• _SUPPLIED MATERIAL_:
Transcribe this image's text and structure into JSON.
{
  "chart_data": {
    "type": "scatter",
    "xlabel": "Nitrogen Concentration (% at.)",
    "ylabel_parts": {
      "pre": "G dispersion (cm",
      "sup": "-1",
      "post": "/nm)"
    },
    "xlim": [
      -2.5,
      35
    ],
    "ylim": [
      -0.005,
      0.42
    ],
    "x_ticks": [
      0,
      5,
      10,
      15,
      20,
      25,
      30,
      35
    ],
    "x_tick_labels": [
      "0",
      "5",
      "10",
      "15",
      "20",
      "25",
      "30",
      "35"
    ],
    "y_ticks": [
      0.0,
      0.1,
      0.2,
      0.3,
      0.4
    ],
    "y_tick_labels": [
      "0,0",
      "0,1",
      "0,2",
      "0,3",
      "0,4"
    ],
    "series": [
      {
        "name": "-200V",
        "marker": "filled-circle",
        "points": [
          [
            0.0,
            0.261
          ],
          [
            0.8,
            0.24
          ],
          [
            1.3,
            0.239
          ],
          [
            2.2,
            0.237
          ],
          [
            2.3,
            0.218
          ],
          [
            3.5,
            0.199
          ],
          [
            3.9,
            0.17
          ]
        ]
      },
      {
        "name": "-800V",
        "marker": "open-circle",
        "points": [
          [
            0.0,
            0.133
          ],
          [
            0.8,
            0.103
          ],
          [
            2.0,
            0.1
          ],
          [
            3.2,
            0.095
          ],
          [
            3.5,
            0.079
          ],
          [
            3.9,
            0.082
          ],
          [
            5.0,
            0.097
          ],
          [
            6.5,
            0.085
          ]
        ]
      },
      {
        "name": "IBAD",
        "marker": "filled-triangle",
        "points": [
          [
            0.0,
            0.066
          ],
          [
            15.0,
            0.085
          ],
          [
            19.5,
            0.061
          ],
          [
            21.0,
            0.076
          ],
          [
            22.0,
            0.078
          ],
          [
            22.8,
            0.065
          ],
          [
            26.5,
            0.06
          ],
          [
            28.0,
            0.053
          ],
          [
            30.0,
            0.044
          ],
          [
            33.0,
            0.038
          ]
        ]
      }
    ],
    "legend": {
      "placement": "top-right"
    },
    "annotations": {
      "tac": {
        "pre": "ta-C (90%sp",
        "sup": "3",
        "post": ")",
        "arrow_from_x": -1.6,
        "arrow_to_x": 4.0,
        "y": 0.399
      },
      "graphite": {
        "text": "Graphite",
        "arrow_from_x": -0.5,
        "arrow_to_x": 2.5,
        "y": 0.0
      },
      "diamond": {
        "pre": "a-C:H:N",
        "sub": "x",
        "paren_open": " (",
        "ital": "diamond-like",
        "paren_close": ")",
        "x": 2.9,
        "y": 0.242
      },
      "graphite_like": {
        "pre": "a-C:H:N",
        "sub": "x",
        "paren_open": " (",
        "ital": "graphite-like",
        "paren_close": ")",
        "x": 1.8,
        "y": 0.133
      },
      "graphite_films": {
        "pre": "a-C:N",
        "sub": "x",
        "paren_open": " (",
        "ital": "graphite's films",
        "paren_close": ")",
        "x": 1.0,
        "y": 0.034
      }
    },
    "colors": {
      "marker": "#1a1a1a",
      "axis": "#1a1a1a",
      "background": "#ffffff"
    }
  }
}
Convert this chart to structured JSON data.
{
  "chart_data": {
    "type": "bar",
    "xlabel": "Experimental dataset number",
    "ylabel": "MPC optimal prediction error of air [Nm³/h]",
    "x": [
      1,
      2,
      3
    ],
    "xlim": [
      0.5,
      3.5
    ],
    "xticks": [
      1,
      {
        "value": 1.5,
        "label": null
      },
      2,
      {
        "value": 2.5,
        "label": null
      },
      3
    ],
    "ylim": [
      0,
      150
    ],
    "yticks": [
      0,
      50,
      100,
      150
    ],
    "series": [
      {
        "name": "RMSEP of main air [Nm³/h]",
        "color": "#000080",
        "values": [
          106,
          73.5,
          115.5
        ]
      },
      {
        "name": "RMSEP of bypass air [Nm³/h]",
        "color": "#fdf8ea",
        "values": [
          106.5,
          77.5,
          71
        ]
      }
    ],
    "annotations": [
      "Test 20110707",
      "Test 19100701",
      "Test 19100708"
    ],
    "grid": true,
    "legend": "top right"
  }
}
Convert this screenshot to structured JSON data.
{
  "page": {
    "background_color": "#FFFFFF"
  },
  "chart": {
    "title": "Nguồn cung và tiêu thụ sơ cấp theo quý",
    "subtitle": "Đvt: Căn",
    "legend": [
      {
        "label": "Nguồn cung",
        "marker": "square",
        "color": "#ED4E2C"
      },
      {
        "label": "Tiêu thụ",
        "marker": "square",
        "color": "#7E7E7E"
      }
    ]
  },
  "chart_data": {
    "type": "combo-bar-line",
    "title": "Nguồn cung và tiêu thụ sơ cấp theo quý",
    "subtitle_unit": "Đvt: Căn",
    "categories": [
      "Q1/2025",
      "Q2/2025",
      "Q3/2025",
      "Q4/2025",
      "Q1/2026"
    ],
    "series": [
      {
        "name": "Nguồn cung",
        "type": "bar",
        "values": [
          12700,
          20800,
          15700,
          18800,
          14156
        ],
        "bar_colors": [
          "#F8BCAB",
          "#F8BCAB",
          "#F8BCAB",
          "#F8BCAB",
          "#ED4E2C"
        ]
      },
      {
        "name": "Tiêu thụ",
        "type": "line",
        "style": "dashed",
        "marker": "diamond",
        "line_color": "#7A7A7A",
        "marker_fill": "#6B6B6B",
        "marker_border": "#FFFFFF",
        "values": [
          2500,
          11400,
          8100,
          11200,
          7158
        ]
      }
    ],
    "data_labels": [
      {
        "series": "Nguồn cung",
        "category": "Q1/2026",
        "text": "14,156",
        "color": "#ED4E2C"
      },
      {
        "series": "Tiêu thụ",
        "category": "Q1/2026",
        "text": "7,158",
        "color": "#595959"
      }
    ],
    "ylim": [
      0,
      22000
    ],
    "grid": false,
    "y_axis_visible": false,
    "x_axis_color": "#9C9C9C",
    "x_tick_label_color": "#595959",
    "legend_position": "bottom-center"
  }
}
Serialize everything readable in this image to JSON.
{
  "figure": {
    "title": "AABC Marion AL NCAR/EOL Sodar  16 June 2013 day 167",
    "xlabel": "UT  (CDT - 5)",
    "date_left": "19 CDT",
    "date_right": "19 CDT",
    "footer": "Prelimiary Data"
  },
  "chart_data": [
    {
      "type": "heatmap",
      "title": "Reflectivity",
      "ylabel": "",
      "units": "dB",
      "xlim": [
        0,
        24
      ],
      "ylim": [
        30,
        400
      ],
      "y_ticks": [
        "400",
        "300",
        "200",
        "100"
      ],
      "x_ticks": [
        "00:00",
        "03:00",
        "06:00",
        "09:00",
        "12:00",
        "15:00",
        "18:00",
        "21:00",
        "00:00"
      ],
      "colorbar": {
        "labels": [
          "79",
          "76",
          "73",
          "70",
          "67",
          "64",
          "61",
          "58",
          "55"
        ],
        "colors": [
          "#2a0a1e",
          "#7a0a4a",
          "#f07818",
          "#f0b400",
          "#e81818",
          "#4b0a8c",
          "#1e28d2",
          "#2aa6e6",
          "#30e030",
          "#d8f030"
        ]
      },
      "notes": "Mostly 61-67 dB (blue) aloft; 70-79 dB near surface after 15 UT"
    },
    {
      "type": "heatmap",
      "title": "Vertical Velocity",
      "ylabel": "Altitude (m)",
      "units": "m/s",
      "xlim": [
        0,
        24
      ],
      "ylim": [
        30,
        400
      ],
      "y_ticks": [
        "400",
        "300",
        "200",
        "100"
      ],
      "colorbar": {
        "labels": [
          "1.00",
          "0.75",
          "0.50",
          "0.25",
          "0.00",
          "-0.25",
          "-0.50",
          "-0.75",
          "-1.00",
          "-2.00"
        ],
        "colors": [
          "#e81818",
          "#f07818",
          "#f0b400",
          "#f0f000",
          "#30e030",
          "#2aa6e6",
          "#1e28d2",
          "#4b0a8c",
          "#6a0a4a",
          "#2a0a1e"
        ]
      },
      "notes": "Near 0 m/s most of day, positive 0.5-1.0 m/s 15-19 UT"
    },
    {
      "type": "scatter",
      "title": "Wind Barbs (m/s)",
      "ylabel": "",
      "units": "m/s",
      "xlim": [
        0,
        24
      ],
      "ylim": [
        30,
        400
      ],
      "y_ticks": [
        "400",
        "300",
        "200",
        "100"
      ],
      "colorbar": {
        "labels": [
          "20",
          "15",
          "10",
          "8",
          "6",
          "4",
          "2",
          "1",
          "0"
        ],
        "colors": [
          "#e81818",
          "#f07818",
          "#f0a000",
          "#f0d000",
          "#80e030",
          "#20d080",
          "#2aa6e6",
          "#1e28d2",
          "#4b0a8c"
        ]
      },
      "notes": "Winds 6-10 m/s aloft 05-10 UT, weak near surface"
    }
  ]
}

• _WHAT YOU NEED TO DO_:
Where a line holds "notes", copy it out.

• _EXERCISE RESPONSE_:
      "notes": "Mostly 61-67 dB (blue) aloft; 70-79 dB near surface after 15 UT"
      "notes": "Near 0 m/s most of day, positive 0.5-1.0 m/s 15-19 UT"
      "notes": "Winds 6-10 m/s aloft 05-10 UT, weak near surface"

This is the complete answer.